**Exercise requirements**
Your task is to copy the listing exactly, with the pictures left out.

**Entries**
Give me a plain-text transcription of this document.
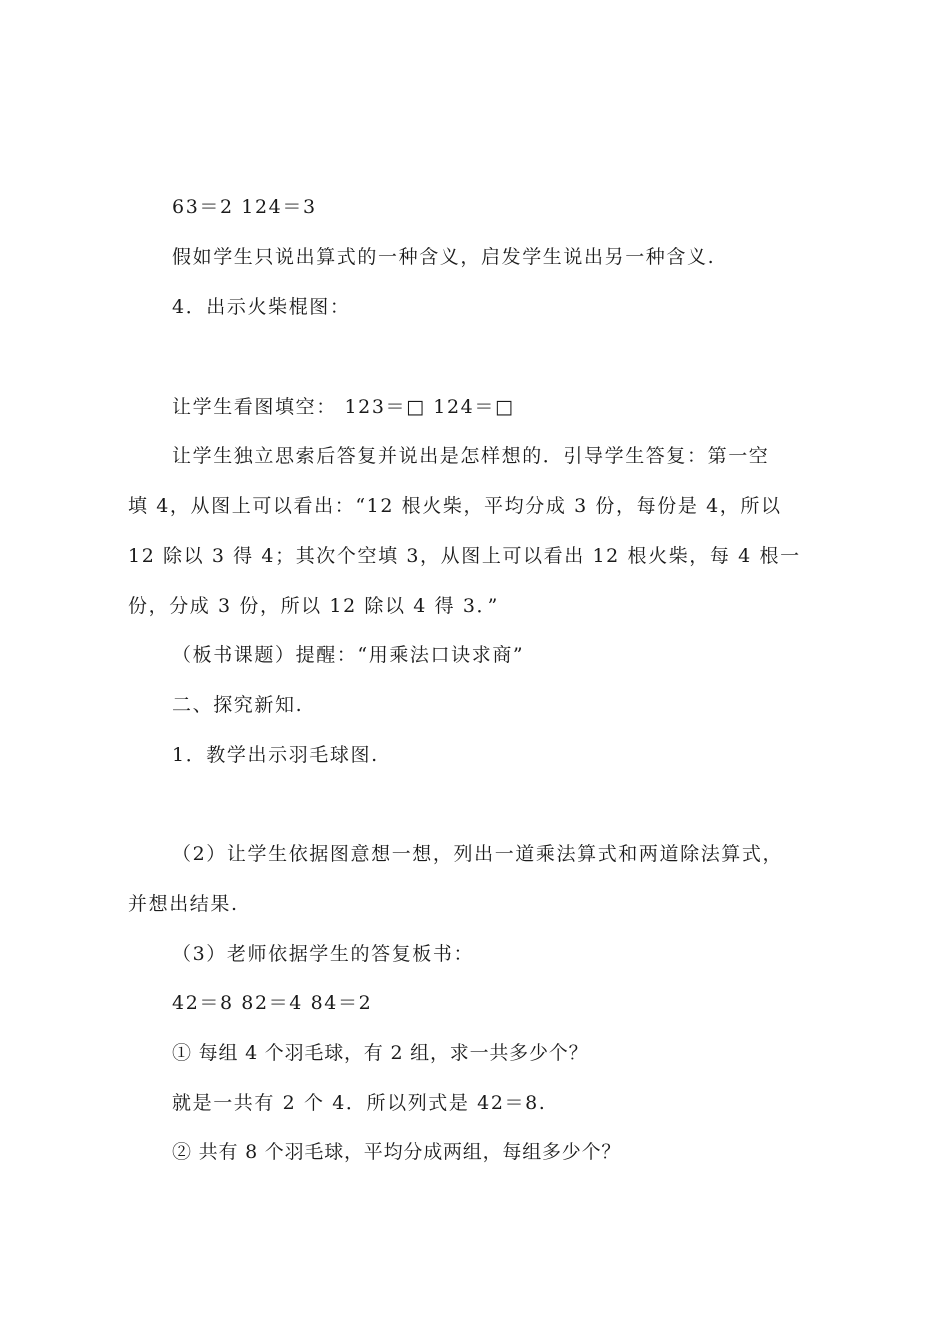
63＝2 124＝3
假如学生只说出算式的一种含义，启发学生说出另一种含义.
4．出示火柴棍图：
让学生看图填空： 123＝□ 124＝□
让学生独立思索后答复并说出是怎样想的．引导学生答复：第一空
填 4，从图上可以看出：“12 根火柴，平均分成 3 份，每份是 4，所以
12 除以 3 得 4；其次个空填 3，从图上可以看出 12 根火柴，每 4 根一
份，分成 3 份，所以 12 除以 4 得 3．”
（板书课题）提醒：“用乘法口诀求商”
二、探究新知.
1．教学出示羽毛球图.
（2）让学生依据图意想一想，列出一道乘法算式和两道除法算式，
并想出结果.
（3）老师依据学生的答复板书：
42＝8 82＝4 84＝2
① 每组 4 个羽毛球，有 2 组，求一共多少个？
就是一共有 2 个 4．所以列式是 42＝8.
② 共有 8 个羽毛球，平均分成两组，每组多少个？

**Written reply**
Give me a plain-text transcription of this document.
63＝2 124＝3
假如学生只说出算式的一种含义，启发学生说出另一种含义.
4．出示火柴棍图：
让学生看图填空： 123＝□ 124＝□
让学生独立思索后答复并说出是怎样想的．引导学生答复：第一空
填 4，从图上可以看出：“12 根火柴，平均分成 3 份，每份是 4，所以
12 除以 3 得 4；其次个空填 3，从图上可以看出 12 根火柴，每 4 根一
份，分成 3 份，所以 12 除以 4 得 3．”
（板书课题）提醒：“用乘法口诀求商”
二、探究新知.
1．教学出示羽毛球图.
（2）让学生依据图意想一想，列出一道乘法算式和两道除法算式，
并想出结果.
（3）老师依据学生的答复板书：
42＝8 82＝4 84＝2
① 每组 4 个羽毛球，有 2 组，求一共多少个？
就是一共有 2 个 4．所以列式是 42＝8.
② 共有 8 个羽毛球，平均分成两组，每组多少个？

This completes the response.